### Exercise objective
Below, find each line holding "TradFi" and state how many there are, using the number alone.

### Records provided
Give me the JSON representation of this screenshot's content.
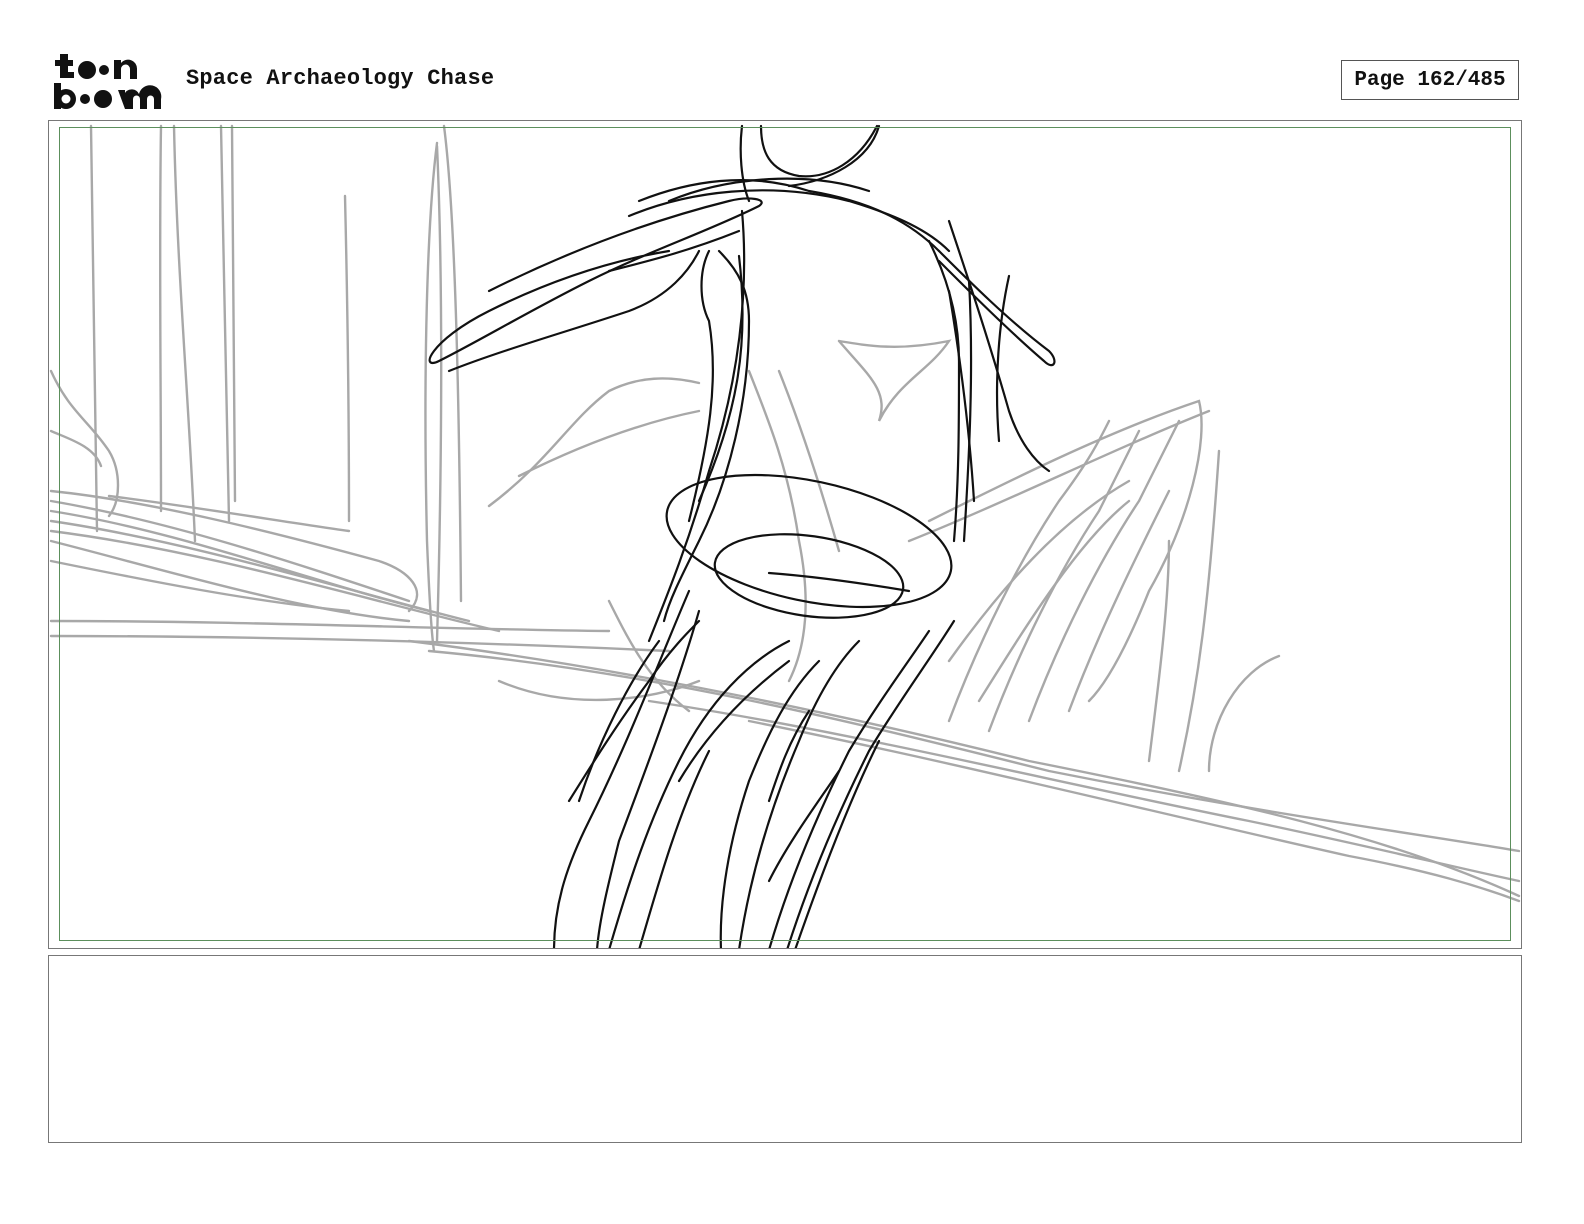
{
  "header": {
    "logo_line1": "toon",
    "logo_line2": "boom",
    "project_title": "Space Archaeology Chase",
    "page_label": "Page 162/485"
  },
  "panel": {
    "image_name": "rough-sketch-figure-running"
  },
  "notes": {
    "text": ""
  }
}
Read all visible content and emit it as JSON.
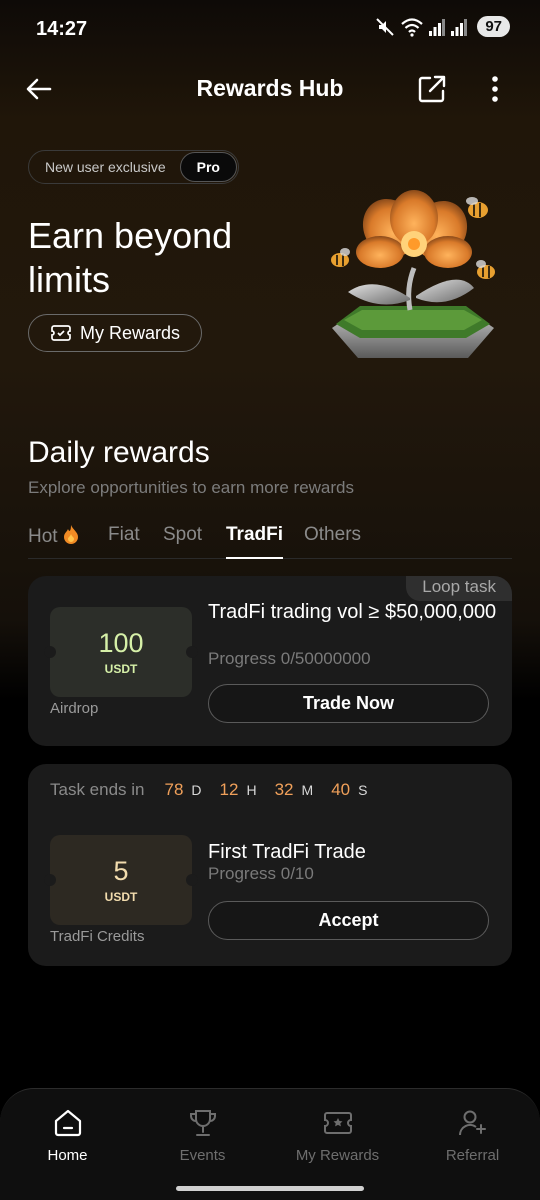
{
  "status_bar": {
    "time": "14:27",
    "battery": "97"
  },
  "header": {
    "title": "Rewards Hub"
  },
  "hero": {
    "segment_left": "New user exclusive",
    "segment_right": "Pro",
    "title": "Earn beyond limits",
    "my_rewards_label": "My Rewards"
  },
  "daily": {
    "title": "Daily rewards",
    "subtitle": "Explore opportunities to earn more rewards",
    "tabs": [
      {
        "label": "Hot",
        "icon": "fire-icon"
      },
      {
        "label": "Fiat"
      },
      {
        "label": "Spot"
      },
      {
        "label": "TradFi",
        "active": true
      },
      {
        "label": "Others"
      }
    ]
  },
  "tasks": [
    {
      "tag": "Loop task",
      "reward_value": "100",
      "reward_unit": "USDT",
      "reward_type": "Airdrop",
      "title": "TradFi trading vol ≥ $50,000,000",
      "progress": "Progress 0/50000000",
      "button": "Trade Now"
    },
    {
      "countdown_label": "Task ends in",
      "countdown": {
        "d": "78",
        "d_unit": "D",
        "h": "12",
        "h_unit": "H",
        "m": "32",
        "m_unit": "M",
        "s": "40",
        "s_unit": "S"
      },
      "reward_value": "5",
      "reward_unit": "USDT",
      "reward_type": "TradFi Credits",
      "title": "First TradFi Trade",
      "progress": "Progress 0/10",
      "button": "Accept"
    }
  ],
  "bottom_nav": [
    {
      "label": "Home",
      "icon": "home-icon",
      "active": true
    },
    {
      "label": "Events",
      "icon": "trophy-icon"
    },
    {
      "label": "My Rewards",
      "icon": "ticket-icon"
    },
    {
      "label": "Referral",
      "icon": "referral-icon"
    }
  ],
  "colors": {
    "accent_orange": "#f0a05a",
    "ticket_green_text": "#d6f0a8",
    "ticket_gold_text": "#f2dcae",
    "card_bg": "#1b1b1b"
  }
}
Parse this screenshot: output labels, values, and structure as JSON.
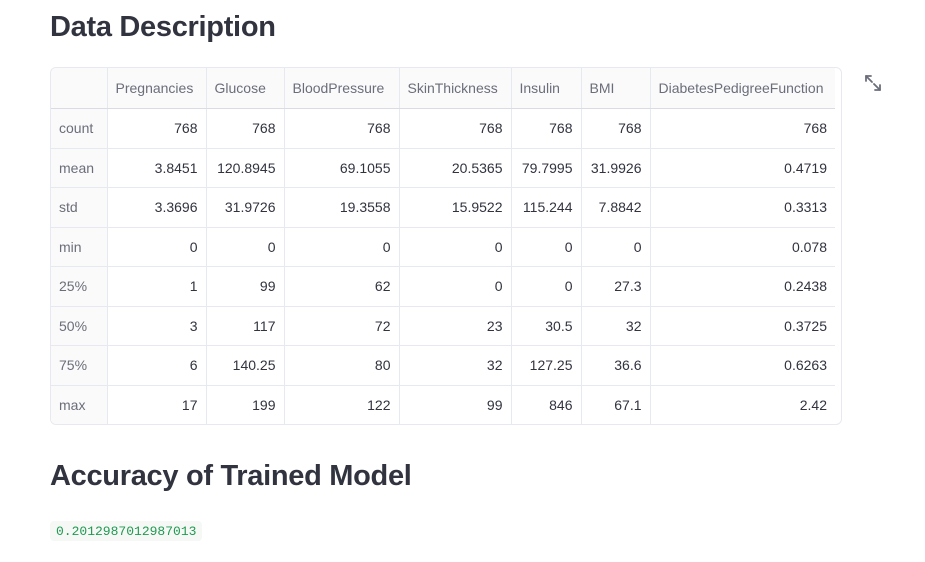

### Expected answer
4